**INPUT ROWS:**
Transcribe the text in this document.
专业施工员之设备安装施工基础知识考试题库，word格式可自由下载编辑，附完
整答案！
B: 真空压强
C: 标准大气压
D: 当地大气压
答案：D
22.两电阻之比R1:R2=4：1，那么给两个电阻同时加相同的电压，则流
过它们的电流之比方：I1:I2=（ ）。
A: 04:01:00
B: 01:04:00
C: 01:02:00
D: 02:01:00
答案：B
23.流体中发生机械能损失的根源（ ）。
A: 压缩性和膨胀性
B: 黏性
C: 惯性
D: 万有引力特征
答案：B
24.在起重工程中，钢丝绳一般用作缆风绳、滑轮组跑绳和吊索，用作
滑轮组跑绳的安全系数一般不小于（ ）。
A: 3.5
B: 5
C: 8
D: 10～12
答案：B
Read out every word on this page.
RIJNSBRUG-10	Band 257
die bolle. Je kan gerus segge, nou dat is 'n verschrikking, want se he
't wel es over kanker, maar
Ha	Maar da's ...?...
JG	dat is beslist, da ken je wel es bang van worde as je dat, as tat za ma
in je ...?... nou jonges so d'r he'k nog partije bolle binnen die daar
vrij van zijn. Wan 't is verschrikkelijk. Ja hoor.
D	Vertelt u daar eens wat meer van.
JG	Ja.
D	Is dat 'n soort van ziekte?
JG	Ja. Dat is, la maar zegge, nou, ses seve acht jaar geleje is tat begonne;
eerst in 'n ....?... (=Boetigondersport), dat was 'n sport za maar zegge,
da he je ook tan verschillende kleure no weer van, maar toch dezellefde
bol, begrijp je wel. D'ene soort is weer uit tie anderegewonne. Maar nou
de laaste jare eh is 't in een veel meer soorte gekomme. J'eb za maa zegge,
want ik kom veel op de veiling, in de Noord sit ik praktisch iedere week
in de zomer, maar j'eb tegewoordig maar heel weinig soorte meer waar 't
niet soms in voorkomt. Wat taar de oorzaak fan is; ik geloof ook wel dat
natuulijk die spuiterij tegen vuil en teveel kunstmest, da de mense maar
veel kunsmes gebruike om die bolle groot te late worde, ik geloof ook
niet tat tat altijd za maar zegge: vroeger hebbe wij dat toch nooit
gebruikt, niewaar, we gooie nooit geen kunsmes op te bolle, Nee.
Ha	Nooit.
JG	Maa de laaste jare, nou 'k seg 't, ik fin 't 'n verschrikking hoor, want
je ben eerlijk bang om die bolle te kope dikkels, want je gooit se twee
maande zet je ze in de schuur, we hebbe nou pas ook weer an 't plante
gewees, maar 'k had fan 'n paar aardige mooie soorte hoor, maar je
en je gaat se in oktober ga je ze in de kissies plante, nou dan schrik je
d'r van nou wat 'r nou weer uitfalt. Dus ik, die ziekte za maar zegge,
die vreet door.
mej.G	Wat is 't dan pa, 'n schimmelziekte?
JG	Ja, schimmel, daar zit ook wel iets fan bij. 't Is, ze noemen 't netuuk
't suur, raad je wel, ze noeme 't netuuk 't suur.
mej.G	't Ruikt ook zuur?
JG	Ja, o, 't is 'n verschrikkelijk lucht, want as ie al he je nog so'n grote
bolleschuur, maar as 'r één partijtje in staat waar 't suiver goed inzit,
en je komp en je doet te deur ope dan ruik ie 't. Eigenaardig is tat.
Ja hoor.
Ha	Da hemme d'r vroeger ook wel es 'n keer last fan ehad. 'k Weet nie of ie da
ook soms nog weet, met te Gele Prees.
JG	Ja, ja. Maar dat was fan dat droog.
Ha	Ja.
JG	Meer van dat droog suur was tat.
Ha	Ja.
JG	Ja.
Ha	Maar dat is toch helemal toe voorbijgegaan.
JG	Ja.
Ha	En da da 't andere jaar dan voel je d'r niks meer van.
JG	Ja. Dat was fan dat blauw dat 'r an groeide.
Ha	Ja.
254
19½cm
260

**DIRECTIONS FOR THIS TASK:** Quote all of the entries verbatim.

**RESPONSE TO THIS TASK:**
Transcribe the text in this document.
专业施工员之设备安装施工基础知识考试题库，word格式可自由下载编辑，附完
整答案！
B: 真空压强
C: 标准大气压
D: 当地大气压
答案：D
22.两电阻之比R1:R2=4：1，那么给两个电阻同时加相同的电压，则流
过它们的电流之比方：I1:I2=（ ）。
A: 04:01:00
B: 01:04:00
C: 01:02:00
D: 02:01:00
答案：B
23.流体中发生机械能损失的根源（ ）。
A: 压缩性和膨胀性
B: 黏性
C: 惯性
D: 万有引力特征
答案：B
24.在起重工程中，钢丝绳一般用作缆风绳、滑轮组跑绳和吊索，用作
滑轮组跑绳的安全系数一般不小于（ ）。
A: 3.5
B: 5
C: 8
D: 10～12
答案：B
Read out every word on this page.
RIJNSBRUG-10	Band 257
die bolle. Je kan gerus segge, nou dat is 'n verschrikking, want se he
't wel es over kanker, maar
Ha	Maar da's ...?...
JG	dat is beslist, da ken je wel es bang van worde as je dat, as tat za ma
in je ...?... nou jonges so d'r he'k nog partije bolle binnen die daar
vrij van zijn. Wan 't is verschrikkelijk. Ja hoor.
D	Vertelt u daar eens wat meer van.
JG	Ja.
D	Is dat 'n soort van ziekte?
JG	Ja. Dat is, la maar zegge, nou, ses seve acht jaar geleje is tat begonne;
eerst in 'n ....?... (=Boetigondersport), dat was 'n sport za maar zegge,
da he je ook tan verschillende kleure no weer van, maar toch dezellefde
bol, begrijp je wel. D'ene soort is weer uit tie anderegewonne. Maar nou
de laaste jare eh is 't in een veel meer soorte gekomme. J'eb za maa zegge,
want ik kom veel op de veiling, in de Noord sit ik praktisch iedere week
in de zomer, maar j'eb tegewoordig maar heel weinig soorte meer waar 't
niet soms in voorkomt. Wat taar de oorzaak fan is; ik geloof ook wel dat
natuulijk die spuiterij tegen vuil en teveel kunstmest, da de mense maar
veel kunsmes gebruike om die bolle groot te late worde, ik geloof ook
niet tat tat altijd za maar zegge: vroeger hebbe wij dat toch nooit
gebruikt, niewaar, we gooie nooit geen kunsmes op te bolle, Nee.
Ha	Nooit.
JG	Maa de laaste jare, nou 'k seg 't, ik fin 't 'n verschrikking hoor, want
je ben eerlijk bang om die bolle te kope dikkels, want je gooit se twee
maande zet je ze in de schuur, we hebbe nou pas ook weer an 't plante
gewees, maar 'k had fan 'n paar aardige mooie soorte hoor, maar je
en je gaat se in oktober ga je ze in de kissies plante, nou dan schrik je
d'r van nou wat 'r nou weer uitfalt. Dus ik, die ziekte za maar zegge,
die vreet door.
mej.G	Wat is 't dan pa, 'n schimmelziekte?
JG	Ja, schimmel, daar zit ook wel iets fan bij. 't Is, ze noemen 't netuuk
't suur, raad je wel, ze noeme 't netuuk 't suur.
mej.G	't Ruikt ook zuur?
JG	Ja, o, 't is 'n verschrikkelijk lucht, want as ie al he je nog so'n grote
bolleschuur, maar as 'r één partijtje in staat waar 't suiver goed inzit,
en je komp en je doet te deur ope dan ruik ie 't. Eigenaardig is tat.
Ja hoor.
Ha	Da hemme d'r vroeger ook wel es 'n keer last fan ehad. 'k Weet nie of ie da
ook soms nog weet, met te Gele Prees.
JG	Ja, ja. Maar dat was fan dat droog.
Ha	Ja.
JG	Meer van dat droog suur was tat.
Ha	Ja.
JG	Ja.
Ha	Maar dat is toch helemal toe voorbijgegaan.
JG	Ja.
Ha	En da da 't andere jaar dan voel je d'r niks meer van.
JG	Ja. Dat was fan dat blauw dat 'r an groeide.
Ha	Ja.
254
19½cm
260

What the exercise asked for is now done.